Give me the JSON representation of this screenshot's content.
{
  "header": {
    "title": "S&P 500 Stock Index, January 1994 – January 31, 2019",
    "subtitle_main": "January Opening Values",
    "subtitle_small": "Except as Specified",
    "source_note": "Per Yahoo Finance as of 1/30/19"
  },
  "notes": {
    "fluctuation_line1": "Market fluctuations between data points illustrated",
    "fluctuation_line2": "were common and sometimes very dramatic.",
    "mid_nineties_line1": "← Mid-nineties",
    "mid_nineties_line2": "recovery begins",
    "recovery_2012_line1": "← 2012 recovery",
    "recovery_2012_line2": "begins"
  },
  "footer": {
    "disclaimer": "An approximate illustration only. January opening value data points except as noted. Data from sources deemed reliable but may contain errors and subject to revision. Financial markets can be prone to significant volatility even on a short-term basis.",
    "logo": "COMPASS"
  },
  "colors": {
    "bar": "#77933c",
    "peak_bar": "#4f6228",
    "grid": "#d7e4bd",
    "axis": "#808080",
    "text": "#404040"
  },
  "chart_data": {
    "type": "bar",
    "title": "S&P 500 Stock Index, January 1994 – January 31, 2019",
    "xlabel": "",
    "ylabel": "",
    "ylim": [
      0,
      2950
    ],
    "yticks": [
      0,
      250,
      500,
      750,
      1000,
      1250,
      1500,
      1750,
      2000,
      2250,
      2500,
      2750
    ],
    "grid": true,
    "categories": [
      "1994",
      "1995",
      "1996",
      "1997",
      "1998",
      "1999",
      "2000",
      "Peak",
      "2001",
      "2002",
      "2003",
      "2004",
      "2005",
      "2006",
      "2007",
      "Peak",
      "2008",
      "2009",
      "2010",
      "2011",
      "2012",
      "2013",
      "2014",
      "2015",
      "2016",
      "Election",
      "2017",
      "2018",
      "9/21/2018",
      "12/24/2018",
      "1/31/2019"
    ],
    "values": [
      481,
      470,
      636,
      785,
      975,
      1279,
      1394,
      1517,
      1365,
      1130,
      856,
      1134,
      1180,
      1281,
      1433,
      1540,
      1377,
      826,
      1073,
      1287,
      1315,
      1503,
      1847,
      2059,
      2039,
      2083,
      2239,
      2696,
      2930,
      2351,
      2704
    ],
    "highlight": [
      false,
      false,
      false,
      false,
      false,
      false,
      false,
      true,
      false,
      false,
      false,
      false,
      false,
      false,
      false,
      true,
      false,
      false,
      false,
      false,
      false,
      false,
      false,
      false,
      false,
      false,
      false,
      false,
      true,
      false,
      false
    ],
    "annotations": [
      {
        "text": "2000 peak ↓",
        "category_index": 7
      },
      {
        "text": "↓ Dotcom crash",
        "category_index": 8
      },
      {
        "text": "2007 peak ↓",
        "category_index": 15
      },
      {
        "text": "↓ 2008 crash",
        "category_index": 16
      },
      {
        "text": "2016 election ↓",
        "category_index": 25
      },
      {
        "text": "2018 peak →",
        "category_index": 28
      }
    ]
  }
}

------------------------------------

WHAT NEEDS TO BE DONE: Select every line of the material above holding the word "text" and copy it.

SOLUTION:
    "text": "#404040"
        "text": "2000 peak ↓",
        "text": "↓ Dotcom crash",
        "text": "2007 peak ↓",
        "text": "↓ 2008 crash",
        "text": "2016 election ↓",
        "text": "2018 peak →",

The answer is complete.